[Dataset entries]

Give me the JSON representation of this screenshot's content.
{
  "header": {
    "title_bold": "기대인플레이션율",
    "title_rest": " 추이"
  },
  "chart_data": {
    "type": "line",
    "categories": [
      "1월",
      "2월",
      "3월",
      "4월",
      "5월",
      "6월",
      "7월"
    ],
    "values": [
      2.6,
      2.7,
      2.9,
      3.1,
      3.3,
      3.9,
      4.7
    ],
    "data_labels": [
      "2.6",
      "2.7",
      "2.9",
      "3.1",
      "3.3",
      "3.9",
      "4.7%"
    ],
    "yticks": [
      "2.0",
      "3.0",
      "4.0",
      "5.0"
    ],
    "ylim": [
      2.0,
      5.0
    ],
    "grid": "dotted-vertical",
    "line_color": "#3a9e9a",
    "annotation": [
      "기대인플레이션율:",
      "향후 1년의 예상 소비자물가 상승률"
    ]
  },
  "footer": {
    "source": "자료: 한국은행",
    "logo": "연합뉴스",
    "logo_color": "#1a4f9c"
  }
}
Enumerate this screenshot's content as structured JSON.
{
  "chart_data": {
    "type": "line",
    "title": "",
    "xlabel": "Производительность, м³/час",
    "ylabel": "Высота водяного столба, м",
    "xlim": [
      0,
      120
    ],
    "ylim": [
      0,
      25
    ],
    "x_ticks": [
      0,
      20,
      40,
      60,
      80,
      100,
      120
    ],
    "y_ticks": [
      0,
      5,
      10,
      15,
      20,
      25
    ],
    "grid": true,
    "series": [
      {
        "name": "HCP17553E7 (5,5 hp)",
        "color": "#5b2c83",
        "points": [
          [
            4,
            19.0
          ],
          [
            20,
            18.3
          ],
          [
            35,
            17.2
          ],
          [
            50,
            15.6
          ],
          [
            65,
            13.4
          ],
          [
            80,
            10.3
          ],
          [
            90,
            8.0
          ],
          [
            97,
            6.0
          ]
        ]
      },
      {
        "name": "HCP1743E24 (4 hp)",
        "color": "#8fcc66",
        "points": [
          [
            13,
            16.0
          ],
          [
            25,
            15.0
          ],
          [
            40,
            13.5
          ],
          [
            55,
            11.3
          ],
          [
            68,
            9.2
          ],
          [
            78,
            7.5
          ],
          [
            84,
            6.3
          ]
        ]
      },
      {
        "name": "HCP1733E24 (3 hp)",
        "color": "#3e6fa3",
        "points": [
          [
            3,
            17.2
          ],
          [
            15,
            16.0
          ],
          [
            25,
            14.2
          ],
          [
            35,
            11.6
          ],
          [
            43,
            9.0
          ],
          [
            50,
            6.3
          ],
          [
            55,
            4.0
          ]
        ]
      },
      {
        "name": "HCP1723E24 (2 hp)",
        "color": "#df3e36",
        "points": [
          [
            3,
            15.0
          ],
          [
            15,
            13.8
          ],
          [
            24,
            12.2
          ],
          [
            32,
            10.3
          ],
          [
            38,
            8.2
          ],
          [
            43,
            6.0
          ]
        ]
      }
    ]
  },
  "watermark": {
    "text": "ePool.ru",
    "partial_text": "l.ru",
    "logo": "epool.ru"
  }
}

INSTRUCTIONS TO FOLLOW — Your task is to transcribe the listing above in full, exactly as given.

EXERCISE SOLUTION —
Give me the JSON representation of this screenshot's content.
{
  "header": {
    "title_bold": "기대인플레이션율",
    "title_rest": " 추이"
  },
  "chart_data": {
    "type": "line",
    "categories": [
      "1월",
      "2월",
      "3월",
      "4월",
      "5월",
      "6월",
      "7월"
    ],
    "values": [
      2.6,
      2.7,
      2.9,
      3.1,
      3.3,
      3.9,
      4.7
    ],
    "data_labels": [
      "2.6",
      "2.7",
      "2.9",
      "3.1",
      "3.3",
      "3.9",
      "4.7%"
    ],
    "yticks": [
      "2.0",
      "3.0",
      "4.0",
      "5.0"
    ],
    "ylim": [
      2.0,
      5.0
    ],
    "grid": "dotted-vertical",
    "line_color": "#3a9e9a",
    "annotation": [
      "기대인플레이션율:",
      "향후 1년의 예상 소비자물가 상승률"
    ]
  },
  "footer": {
    "source": "자료: 한국은행",
    "logo": "연합뉴스",
    "logo_color": "#1a4f9c"
  }
}
Enumerate this screenshot's content as structured JSON.
{
  "chart_data": {
    "type": "line",
    "title": "",
    "xlabel": "Производительность, м³/час",
    "ylabel": "Высота водяного столба, м",
    "xlim": [
      0,
      120
    ],
    "ylim": [
      0,
      25
    ],
    "x_ticks": [
      0,
      20,
      40,
      60,
      80,
      100,
      120
    ],
    "y_ticks": [
      0,
      5,
      10,
      15,
      20,
      25
    ],
    "grid": true,
    "series": [
      {
        "name": "HCP17553E7 (5,5 hp)",
        "color": "#5b2c83",
        "points": [
          [
            4,
            19.0
          ],
          [
            20,
            18.3
          ],
          [
            35,
            17.2
          ],
          [
            50,
            15.6
          ],
          [
            65,
            13.4
          ],
          [
            80,
            10.3
          ],
          [
            90,
            8.0
          ],
          [
            97,
            6.0
          ]
        ]
      },
      {
        "name": "HCP1743E24 (4 hp)",
        "color": "#8fcc66",
        "points": [
          [
            13,
            16.0
          ],
          [
            25,
            15.0
          ],
          [
            40,
            13.5
          ],
          [
            55,
            11.3
          ],
          [
            68,
            9.2
          ],
          [
            78,
            7.5
          ],
          [
            84,
            6.3
          ]
        ]
      },
      {
        "name": "HCP1733E24 (3 hp)",
        "color": "#3e6fa3",
        "points": [
          [
            3,
            17.2
          ],
          [
            15,
            16.0
          ],
          [
            25,
            14.2
          ],
          [
            35,
            11.6
          ],
          [
            43,
            9.0
          ],
          [
            50,
            6.3
          ],
          [
            55,
            4.0
          ]
        ]
      },
      {
        "name": "HCP1723E24 (2 hp)",
        "color": "#df3e36",
        "points": [
          [
            3,
            15.0
          ],
          [
            15,
            13.8
          ],
          [
            24,
            12.2
          ],
          [
            32,
            10.3
          ],
          [
            38,
            8.2
          ],
          [
            43,
            6.0
          ]
        ]
      }
    ]
  },
  "watermark": {
    "text": "ePool.ru",
    "partial_text": "l.ru",
    "logo": "epool.ru"
  }
}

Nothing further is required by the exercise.